⟨
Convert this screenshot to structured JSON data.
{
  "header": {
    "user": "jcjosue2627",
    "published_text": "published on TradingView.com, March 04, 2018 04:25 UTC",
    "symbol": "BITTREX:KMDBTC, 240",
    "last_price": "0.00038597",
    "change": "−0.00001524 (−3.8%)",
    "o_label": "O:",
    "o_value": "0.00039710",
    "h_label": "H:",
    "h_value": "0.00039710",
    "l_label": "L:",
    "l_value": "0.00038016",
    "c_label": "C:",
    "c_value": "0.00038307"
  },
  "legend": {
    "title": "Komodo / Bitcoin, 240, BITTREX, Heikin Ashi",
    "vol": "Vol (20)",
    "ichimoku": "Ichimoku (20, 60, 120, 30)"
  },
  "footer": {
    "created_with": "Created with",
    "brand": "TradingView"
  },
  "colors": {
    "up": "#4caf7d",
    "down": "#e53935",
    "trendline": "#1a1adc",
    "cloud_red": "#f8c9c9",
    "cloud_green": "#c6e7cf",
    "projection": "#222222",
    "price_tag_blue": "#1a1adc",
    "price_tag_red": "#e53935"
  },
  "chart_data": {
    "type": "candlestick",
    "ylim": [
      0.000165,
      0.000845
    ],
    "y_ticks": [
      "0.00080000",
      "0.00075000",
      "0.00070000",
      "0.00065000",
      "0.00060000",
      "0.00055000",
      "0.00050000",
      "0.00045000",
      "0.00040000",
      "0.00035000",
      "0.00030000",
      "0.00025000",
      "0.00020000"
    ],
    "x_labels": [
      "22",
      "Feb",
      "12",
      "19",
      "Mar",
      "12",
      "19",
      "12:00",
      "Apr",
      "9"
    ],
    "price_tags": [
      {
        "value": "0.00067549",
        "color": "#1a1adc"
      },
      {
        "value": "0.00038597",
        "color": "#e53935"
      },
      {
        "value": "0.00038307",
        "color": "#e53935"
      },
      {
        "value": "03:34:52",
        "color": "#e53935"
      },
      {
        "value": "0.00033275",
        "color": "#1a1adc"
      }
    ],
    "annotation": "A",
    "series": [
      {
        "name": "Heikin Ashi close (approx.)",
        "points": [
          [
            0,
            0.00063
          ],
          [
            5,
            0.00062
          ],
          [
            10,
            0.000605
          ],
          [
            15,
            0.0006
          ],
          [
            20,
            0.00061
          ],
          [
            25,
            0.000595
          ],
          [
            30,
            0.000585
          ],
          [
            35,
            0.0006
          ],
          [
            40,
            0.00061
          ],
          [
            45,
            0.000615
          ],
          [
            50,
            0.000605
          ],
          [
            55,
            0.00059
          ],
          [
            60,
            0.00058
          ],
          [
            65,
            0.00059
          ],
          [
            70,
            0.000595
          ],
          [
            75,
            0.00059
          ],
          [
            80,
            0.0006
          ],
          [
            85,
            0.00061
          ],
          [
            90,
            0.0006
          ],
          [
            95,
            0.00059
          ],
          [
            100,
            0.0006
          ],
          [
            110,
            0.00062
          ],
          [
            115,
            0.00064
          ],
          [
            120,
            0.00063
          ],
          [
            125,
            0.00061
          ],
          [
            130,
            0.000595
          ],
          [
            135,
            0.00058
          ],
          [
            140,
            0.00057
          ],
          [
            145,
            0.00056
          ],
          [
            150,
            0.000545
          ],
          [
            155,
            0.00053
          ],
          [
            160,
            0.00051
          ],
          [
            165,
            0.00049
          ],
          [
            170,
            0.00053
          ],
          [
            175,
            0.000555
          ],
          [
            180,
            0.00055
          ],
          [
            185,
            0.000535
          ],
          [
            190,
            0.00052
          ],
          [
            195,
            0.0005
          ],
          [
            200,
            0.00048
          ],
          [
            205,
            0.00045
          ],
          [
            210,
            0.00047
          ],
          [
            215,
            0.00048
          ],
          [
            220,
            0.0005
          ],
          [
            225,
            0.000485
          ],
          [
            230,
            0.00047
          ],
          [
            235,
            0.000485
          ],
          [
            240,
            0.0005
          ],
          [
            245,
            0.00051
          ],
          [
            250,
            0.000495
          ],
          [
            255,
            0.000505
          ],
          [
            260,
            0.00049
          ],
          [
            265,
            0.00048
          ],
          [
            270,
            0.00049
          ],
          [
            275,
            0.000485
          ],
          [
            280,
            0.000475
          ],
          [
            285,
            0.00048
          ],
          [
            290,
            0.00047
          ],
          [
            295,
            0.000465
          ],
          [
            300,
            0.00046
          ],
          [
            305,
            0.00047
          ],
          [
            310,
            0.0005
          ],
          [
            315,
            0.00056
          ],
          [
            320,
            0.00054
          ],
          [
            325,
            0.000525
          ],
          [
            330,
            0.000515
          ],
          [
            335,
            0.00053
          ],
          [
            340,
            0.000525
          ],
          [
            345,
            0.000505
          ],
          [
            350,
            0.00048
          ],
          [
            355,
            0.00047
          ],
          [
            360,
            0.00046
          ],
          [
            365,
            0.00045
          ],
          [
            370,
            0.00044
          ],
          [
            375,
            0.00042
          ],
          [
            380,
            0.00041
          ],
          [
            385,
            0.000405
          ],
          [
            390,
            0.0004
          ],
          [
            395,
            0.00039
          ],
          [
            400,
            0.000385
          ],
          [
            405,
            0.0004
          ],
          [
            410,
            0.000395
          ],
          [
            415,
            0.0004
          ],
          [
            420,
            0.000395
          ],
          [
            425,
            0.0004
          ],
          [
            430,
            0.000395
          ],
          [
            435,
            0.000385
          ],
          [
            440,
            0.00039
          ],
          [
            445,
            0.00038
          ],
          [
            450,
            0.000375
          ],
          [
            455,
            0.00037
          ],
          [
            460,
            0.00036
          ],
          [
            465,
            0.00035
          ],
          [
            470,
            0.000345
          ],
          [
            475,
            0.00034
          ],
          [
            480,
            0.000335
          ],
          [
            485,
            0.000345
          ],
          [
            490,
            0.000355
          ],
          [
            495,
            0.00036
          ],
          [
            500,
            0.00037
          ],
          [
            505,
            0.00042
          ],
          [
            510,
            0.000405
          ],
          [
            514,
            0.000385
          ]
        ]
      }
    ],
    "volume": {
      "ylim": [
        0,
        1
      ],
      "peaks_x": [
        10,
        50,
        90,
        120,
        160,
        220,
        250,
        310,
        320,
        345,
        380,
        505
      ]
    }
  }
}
⟩
GOAL:
Print the listing above in its entirety, with every line exact.

EXPECTED ANSWER:
Convert this screenshot to structured JSON data.
{
  "header": {
    "user": "jcjosue2627",
    "published_text": "published on TradingView.com, March 04, 2018 04:25 UTC",
    "symbol": "BITTREX:KMDBTC, 240",
    "last_price": "0.00038597",
    "change": "−0.00001524 (−3.8%)",
    "o_label": "O:",
    "o_value": "0.00039710",
    "h_label": "H:",
    "h_value": "0.00039710",
    "l_label": "L:",
    "l_value": "0.00038016",
    "c_label": "C:",
    "c_value": "0.00038307"
  },
  "legend": {
    "title": "Komodo / Bitcoin, 240, BITTREX, Heikin Ashi",
    "vol": "Vol (20)",
    "ichimoku": "Ichimoku (20, 60, 120, 30)"
  },
  "footer": {
    "created_with": "Created with",
    "brand": "TradingView"
  },
  "colors": {
    "up": "#4caf7d",
    "down": "#e53935",
    "trendline": "#1a1adc",
    "cloud_red": "#f8c9c9",
    "cloud_green": "#c6e7cf",
    "projection": "#222222",
    "price_tag_blue": "#1a1adc",
    "price_tag_red": "#e53935"
  },
  "chart_data": {
    "type": "candlestick",
    "ylim": [
      0.000165,
      0.000845
    ],
    "y_ticks": [
      "0.00080000",
      "0.00075000",
      "0.00070000",
      "0.00065000",
      "0.00060000",
      "0.00055000",
      "0.00050000",
      "0.00045000",
      "0.00040000",
      "0.00035000",
      "0.00030000",
      "0.00025000",
      "0.00020000"
    ],
    "x_labels": [
      "22",
      "Feb",
      "12",
      "19",
      "Mar",
      "12",
      "19",
      "12:00",
      "Apr",
      "9"
    ],
    "price_tags": [
      {
        "value": "0.00067549",
        "color": "#1a1adc"
      },
      {
        "value": "0.00038597",
        "color": "#e53935"
      },
      {
        "value": "0.00038307",
        "color": "#e53935"
      },
      {
        "value": "03:34:52",
        "color": "#e53935"
      },
      {
        "value": "0.00033275",
        "color": "#1a1adc"
      }
    ],
    "annotation": "A",
    "series": [
      {
        "name": "Heikin Ashi close (approx.)",
        "points": [
          [
            0,
            0.00063
          ],
          [
            5,
            0.00062
          ],
          [
            10,
            0.000605
          ],
          [
            15,
            0.0006
          ],
          [
            20,
            0.00061
          ],
          [
            25,
            0.000595
          ],
          [
            30,
            0.000585
          ],
          [
            35,
            0.0006
          ],
          [
            40,
            0.00061
          ],
          [
            45,
            0.000615
          ],
          [
            50,
            0.000605
          ],
          [
            55,
            0.00059
          ],
          [
            60,
            0.00058
          ],
          [
            65,
            0.00059
          ],
          [
            70,
            0.000595
          ],
          [
            75,
            0.00059
          ],
          [
            80,
            0.0006
          ],
          [
            85,
            0.00061
          ],
          [
            90,
            0.0006
          ],
          [
            95,
            0.00059
          ],
          [
            100,
            0.0006
          ],
          [
            110,
            0.00062
          ],
          [
            115,
            0.00064
          ],
          [
            120,
            0.00063
          ],
          [
            125,
            0.00061
          ],
          [
            130,
            0.000595
          ],
          [
            135,
            0.00058
          ],
          [
            140,
            0.00057
          ],
          [
            145,
            0.00056
          ],
          [
            150,
            0.000545
          ],
          [
            155,
            0.00053
          ],
          [
            160,
            0.00051
          ],
          [
            165,
            0.00049
          ],
          [
            170,
            0.00053
          ],
          [
            175,
            0.000555
          ],
          [
            180,
            0.00055
          ],
          [
            185,
            0.000535
          ],
          [
            190,
            0.00052
          ],
          [
            195,
            0.0005
          ],
          [
            200,
            0.00048
          ],
          [
            205,
            0.00045
          ],
          [
            210,
            0.00047
          ],
          [
            215,
            0.00048
          ],
          [
            220,
            0.0005
          ],
          [
            225,
            0.000485
          ],
          [
            230,
            0.00047
          ],
          [
            235,
            0.000485
          ],
          [
            240,
            0.0005
          ],
          [
            245,
            0.00051
          ],
          [
            250,
            0.000495
          ],
          [
            255,
            0.000505
          ],
          [
            260,
            0.00049
          ],
          [
            265,
            0.00048
          ],
          [
            270,
            0.00049
          ],
          [
            275,
            0.000485
          ],
          [
            280,
            0.000475
          ],
          [
            285,
            0.00048
          ],
          [
            290,
            0.00047
          ],
          [
            295,
            0.000465
          ],
          [
            300,
            0.00046
          ],
          [
            305,
            0.00047
          ],
          [
            310,
            0.0005
          ],
          [
            315,
            0.00056
          ],
          [
            320,
            0.00054
          ],
          [
            325,
            0.000525
          ],
          [
            330,
            0.000515
          ],
          [
            335,
            0.00053
          ],
          [
            340,
            0.000525
          ],
          [
            345,
            0.000505
          ],
          [
            350,
            0.00048
          ],
          [
            355,
            0.00047
          ],
          [
            360,
            0.00046
          ],
          [
            365,
            0.00045
          ],
          [
            370,
            0.00044
          ],
          [
            375,
            0.00042
          ],
          [
            380,
            0.00041
          ],
          [
            385,
            0.000405
          ],
          [
            390,
            0.0004
          ],
          [
            395,
            0.00039
          ],
          [
            400,
            0.000385
          ],
          [
            405,
            0.0004
          ],
          [
            410,
            0.000395
          ],
          [
            415,
            0.0004
          ],
          [
            420,
            0.000395
          ],
          [
            425,
            0.0004
          ],
          [
            430,
            0.000395
          ],
          [
            435,
            0.000385
          ],
          [
            440,
            0.00039
          ],
          [
            445,
            0.00038
          ],
          [
            450,
            0.000375
          ],
          [
            455,
            0.00037
          ],
          [
            460,
            0.00036
          ],
          [
            465,
            0.00035
          ],
          [
            470,
            0.000345
          ],
          [
            475,
            0.00034
          ],
          [
            480,
            0.000335
          ],
          [
            485,
            0.000345
          ],
          [
            490,
            0.000355
          ],
          [
            495,
            0.00036
          ],
          [
            500,
            0.00037
          ],
          [
            505,
            0.00042
          ],
          [
            510,
            0.000405
          ],
          [
            514,
            0.000385
          ]
        ]
      }
    ],
    "volume": {
      "ylim": [
        0,
        1
      ],
      "peaks_x": [
        10,
        50,
        90,
        120,
        160,
        220,
        250,
        310,
        320,
        345,
        380,
        505
      ]
    }
  }
}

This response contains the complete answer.